## Exercise
All of the listing below must be repeated word for word. Pictures are the only thing to omit.

━━━━━ Records shown ━━━━━

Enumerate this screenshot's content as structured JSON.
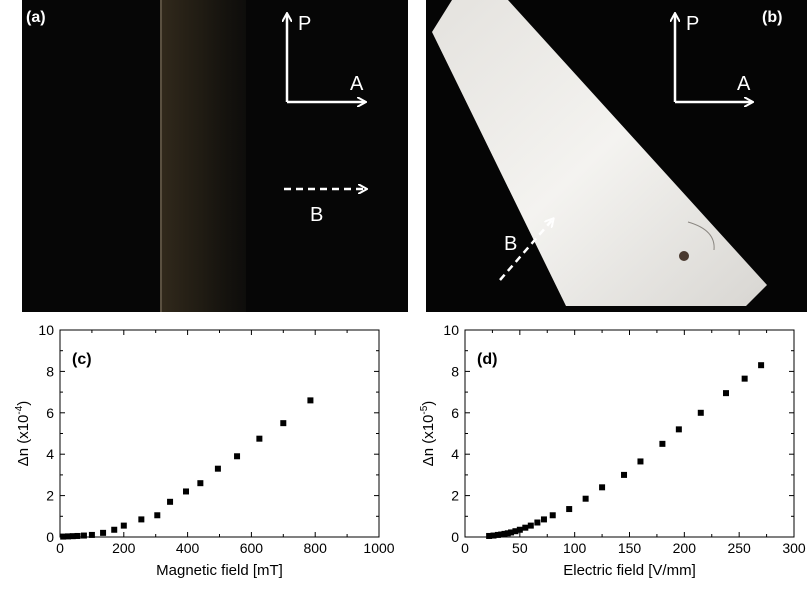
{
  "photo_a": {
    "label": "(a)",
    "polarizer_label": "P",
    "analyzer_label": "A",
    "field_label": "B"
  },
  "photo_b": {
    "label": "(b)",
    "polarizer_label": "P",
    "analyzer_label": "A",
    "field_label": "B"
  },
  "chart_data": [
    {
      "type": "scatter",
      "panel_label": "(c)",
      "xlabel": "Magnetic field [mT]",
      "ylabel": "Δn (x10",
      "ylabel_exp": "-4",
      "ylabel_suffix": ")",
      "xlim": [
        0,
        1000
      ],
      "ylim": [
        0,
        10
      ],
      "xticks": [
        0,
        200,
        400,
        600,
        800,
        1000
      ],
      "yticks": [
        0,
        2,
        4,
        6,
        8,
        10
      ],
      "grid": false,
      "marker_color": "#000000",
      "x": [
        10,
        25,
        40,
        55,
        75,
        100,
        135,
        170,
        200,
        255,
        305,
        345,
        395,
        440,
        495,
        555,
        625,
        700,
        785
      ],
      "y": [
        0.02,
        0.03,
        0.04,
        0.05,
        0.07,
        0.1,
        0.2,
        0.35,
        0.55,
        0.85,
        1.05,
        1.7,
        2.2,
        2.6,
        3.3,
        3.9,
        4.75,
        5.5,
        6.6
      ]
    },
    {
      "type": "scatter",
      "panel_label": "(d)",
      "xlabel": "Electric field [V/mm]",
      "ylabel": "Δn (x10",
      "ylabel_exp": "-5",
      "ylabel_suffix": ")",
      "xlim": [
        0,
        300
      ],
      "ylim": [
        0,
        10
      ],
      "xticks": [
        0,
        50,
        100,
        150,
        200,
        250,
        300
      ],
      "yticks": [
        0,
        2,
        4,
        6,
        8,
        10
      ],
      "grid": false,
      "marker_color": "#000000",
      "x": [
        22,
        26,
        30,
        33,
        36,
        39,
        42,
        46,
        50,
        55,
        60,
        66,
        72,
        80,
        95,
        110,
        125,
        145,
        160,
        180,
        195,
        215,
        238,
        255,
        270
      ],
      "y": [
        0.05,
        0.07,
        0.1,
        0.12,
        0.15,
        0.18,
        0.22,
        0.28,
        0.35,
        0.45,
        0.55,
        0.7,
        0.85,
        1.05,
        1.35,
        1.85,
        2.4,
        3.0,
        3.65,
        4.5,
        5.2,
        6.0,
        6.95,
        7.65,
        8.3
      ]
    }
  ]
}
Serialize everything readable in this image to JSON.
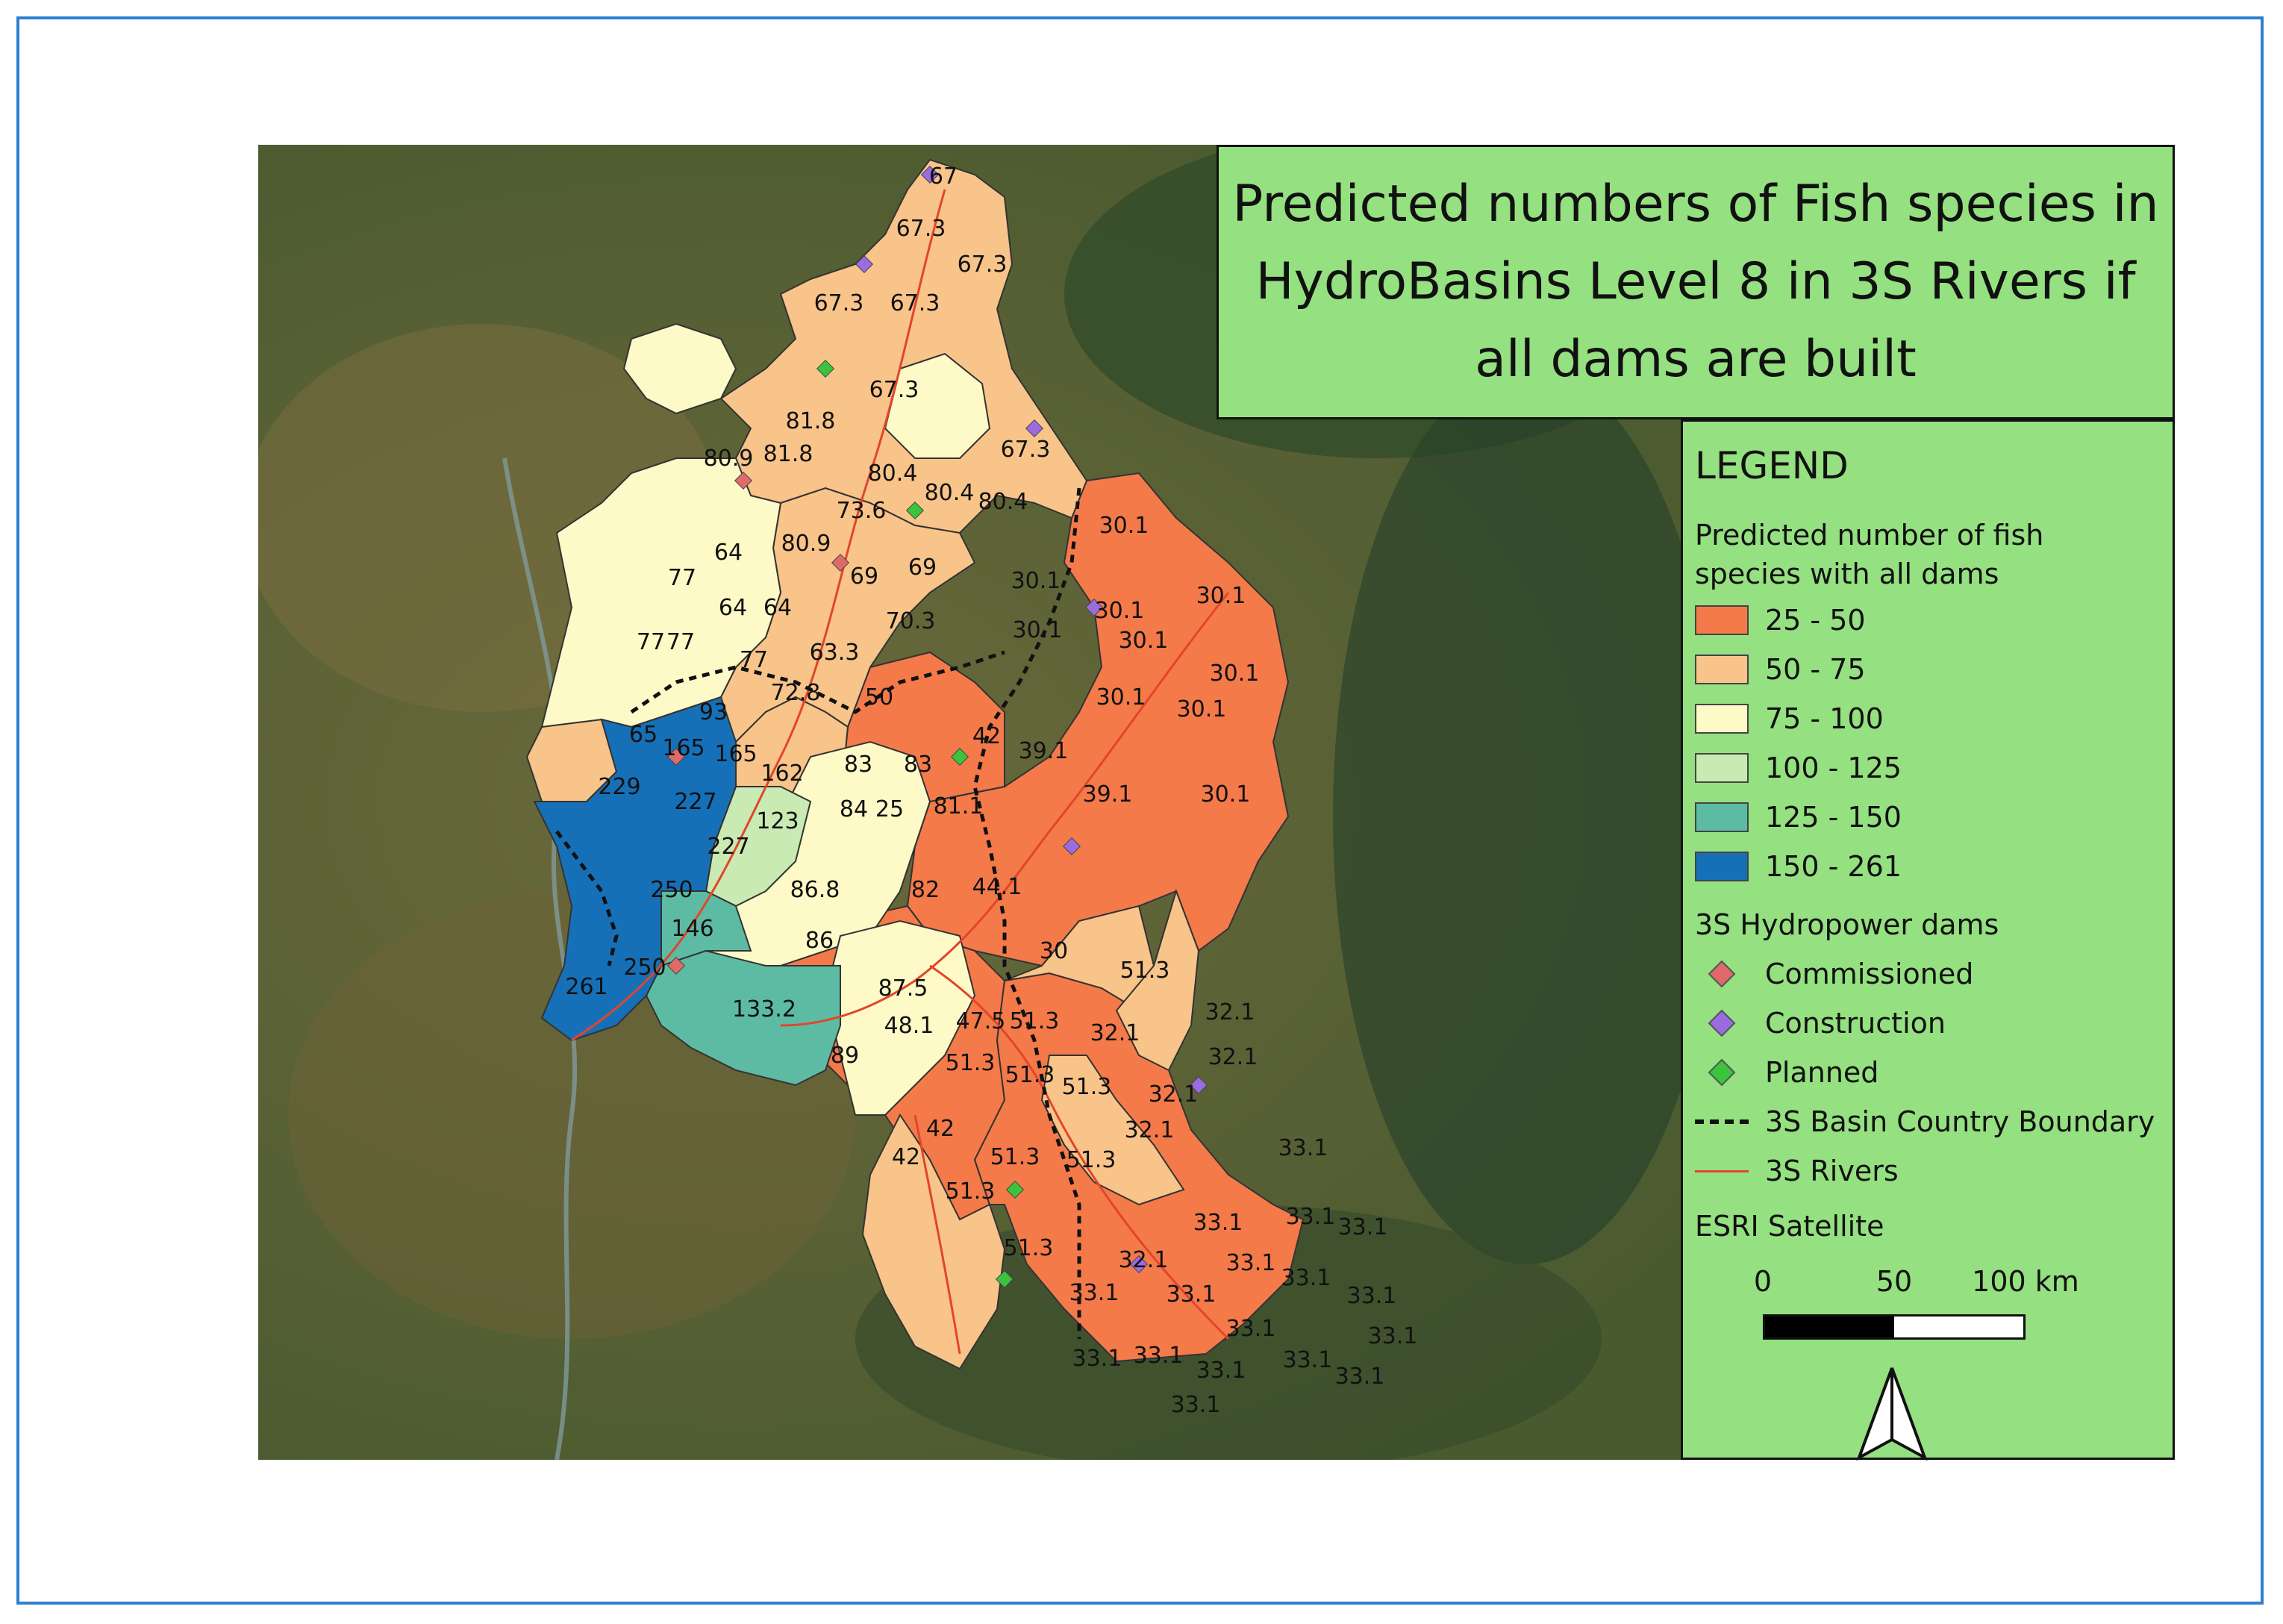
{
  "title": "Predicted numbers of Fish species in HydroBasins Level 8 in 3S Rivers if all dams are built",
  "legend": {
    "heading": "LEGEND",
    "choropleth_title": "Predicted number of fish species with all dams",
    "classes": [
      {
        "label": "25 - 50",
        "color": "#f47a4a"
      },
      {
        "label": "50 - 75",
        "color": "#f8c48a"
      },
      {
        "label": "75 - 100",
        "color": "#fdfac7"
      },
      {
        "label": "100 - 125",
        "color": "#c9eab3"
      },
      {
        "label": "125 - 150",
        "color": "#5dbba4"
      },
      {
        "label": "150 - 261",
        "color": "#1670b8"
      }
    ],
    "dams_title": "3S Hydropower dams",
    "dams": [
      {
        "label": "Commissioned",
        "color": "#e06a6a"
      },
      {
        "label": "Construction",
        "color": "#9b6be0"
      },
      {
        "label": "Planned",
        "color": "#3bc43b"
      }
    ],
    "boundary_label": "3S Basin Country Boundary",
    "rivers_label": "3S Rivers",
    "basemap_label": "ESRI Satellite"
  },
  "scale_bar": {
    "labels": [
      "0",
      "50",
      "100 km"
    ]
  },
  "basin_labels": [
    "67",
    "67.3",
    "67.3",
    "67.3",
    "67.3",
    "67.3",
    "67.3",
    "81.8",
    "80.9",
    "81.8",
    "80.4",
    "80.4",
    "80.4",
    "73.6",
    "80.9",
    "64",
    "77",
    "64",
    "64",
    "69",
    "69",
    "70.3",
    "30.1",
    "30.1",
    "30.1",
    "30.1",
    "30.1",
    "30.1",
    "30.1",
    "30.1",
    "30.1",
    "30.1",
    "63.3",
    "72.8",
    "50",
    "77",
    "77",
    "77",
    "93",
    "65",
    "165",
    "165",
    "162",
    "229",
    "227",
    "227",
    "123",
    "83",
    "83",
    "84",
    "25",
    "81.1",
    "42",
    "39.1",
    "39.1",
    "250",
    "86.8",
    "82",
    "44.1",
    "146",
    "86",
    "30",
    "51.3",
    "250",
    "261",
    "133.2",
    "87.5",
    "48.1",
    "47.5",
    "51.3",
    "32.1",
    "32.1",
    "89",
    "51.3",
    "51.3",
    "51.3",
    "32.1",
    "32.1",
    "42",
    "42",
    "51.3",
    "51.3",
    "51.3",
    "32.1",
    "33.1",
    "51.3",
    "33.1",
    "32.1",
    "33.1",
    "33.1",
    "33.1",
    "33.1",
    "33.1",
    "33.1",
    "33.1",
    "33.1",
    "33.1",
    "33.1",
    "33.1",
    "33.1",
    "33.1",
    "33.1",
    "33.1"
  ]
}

━━━━━

## Task answer
Enumerate this screenshot's content as structured JSON.
{
  "photo_a": {
    "label": "(a)",
    "polarizer_label": "P",
    "analyzer_label": "A",
    "field_label": "B"
  },
  "photo_b": {
    "label": "(b)",
    "polarizer_label": "P",
    "analyzer_label": "A",
    "field_label": "B"
  },
  "chart_data": [
    {
      "type": "scatter",
      "panel_label": "(c)",
      "xlabel": "Magnetic field [mT]",
      "ylabel": "Δn (x10",
      "ylabel_exp": "-4",
      "ylabel_suffix": ")",
      "xlim": [
        0,
        1000
      ],
      "ylim": [
        0,
        10
      ],
      "xticks": [
        0,
        200,
        400,
        600,
        800,
        1000
      ],
      "yticks": [
        0,
        2,
        4,
        6,
        8,
        10
      ],
      "grid": false,
      "marker_color": "#000000",
      "x": [
        10,
        25,
        40,
        55,
        75,
        100,
        135,
        170,
        200,
        255,
        305,
        345,
        395,
        440,
        495,
        555,
        625,
        700,
        785
      ],
      "y": [
        0.02,
        0.03,
        0.04,
        0.05,
        0.07,
        0.1,
        0.2,
        0.35,
        0.55,
        0.85,
        1.05,
        1.7,
        2.2,
        2.6,
        3.3,
        3.9,
        4.75,
        5.5,
        6.6
      ]
    },
    {
      "type": "scatter",
      "panel_label": "(d)",
      "xlabel": "Electric field [V/mm]",
      "ylabel": "Δn (x10",
      "ylabel_exp": "-5",
      "ylabel_suffix": ")",
      "xlim": [
        0,
        300
      ],
      "ylim": [
        0,
        10
      ],
      "xticks": [
        0,
        50,
        100,
        150,
        200,
        250,
        300
      ],
      "yticks": [
        0,
        2,
        4,
        6,
        8,
        10
      ],
      "grid": false,
      "marker_color": "#000000",
      "x": [
        22,
        26,
        30,
        33,
        36,
        39,
        42,
        46,
        50,
        55,
        60,
        66,
        72,
        80,
        95,
        110,
        125,
        145,
        160,
        180,
        195,
        215,
        238,
        255,
        270
      ],
      "y": [
        0.05,
        0.07,
        0.1,
        0.12,
        0.15,
        0.18,
        0.22,
        0.28,
        0.35,
        0.45,
        0.55,
        0.7,
        0.85,
        1.05,
        1.35,
        1.85,
        2.4,
        3.0,
        3.65,
        4.5,
        5.2,
        6.0,
        6.95,
        7.65,
        8.3
      ]
    }
  ]
}
Serialize everything readable in this image to JSON.
{
  "title": "Predicted numbers of Fish species in HydroBasins Level 8 in 3S Rivers if all dams are built",
  "legend": {
    "heading": "LEGEND",
    "choropleth_title": "Predicted number of fish species with all dams",
    "classes": [
      {
        "label": "25 - 50",
        "color": "#f47a4a"
      },
      {
        "label": "50 - 75",
        "color": "#f8c48a"
      },
      {
        "label": "75 - 100",
        "color": "#fdfac7"
      },
      {
        "label": "100 - 125",
        "color": "#c9eab3"
      },
      {
        "label": "125 - 150",
        "color": "#5dbba4"
      },
      {
        "label": "150 - 261",
        "color": "#1670b8"
      }
    ],
    "dams_title": "3S Hydropower dams",
    "dams": [
      {
        "label": "Commissioned",
        "color": "#e06a6a"
      },
      {
        "label": "Construction",
        "color": "#9b6be0"
      },
      {
        "label": "Planned",
        "color": "#3bc43b"
      }
    ],
    "boundary_label": "3S Basin Country Boundary",
    "rivers_label": "3S Rivers",
    "basemap_label": "ESRI Satellite"
  },
  "scale_bar": {
    "labels": [
      "0",
      "50",
      "100 km"
    ]
  },
  "basin_labels": [
    "67",
    "67.3",
    "67.3",
    "67.3",
    "67.3",
    "67.3",
    "67.3",
    "81.8",
    "80.9",
    "81.8",
    "80.4",
    "80.4",
    "80.4",
    "73.6",
    "80.9",
    "64",
    "77",
    "64",
    "64",
    "69",
    "69",
    "70.3",
    "30.1",
    "30.1",
    "30.1",
    "30.1",
    "30.1",
    "30.1",
    "30.1",
    "30.1",
    "30.1",
    "30.1",
    "63.3",
    "72.8",
    "50",
    "77",
    "77",
    "77",
    "93",
    "65",
    "165",
    "165",
    "162",
    "229",
    "227",
    "227",
    "123",
    "83",
    "83",
    "84",
    "25",
    "81.1",
    "42",
    "39.1",
    "39.1",
    "250",
    "86.8",
    "82",
    "44.1",
    "146",
    "86",
    "30",
    "51.3",
    "250",
    "261",
    "133.2",
    "87.5",
    "48.1",
    "47.5",
    "51.3",
    "32.1",
    "32.1",
    "89",
    "51.3",
    "51.3",
    "51.3",
    "32.1",
    "32.1",
    "42",
    "42",
    "51.3",
    "51.3",
    "51.3",
    "32.1",
    "33.1",
    "51.3",
    "33.1",
    "32.1",
    "33.1",
    "33.1",
    "33.1",
    "33.1",
    "33.1",
    "33.1",
    "33.1",
    "33.1",
    "33.1",
    "33.1",
    "33.1",
    "33.1",
    "33.1",
    "33.1",
    "33.1"
  ]
}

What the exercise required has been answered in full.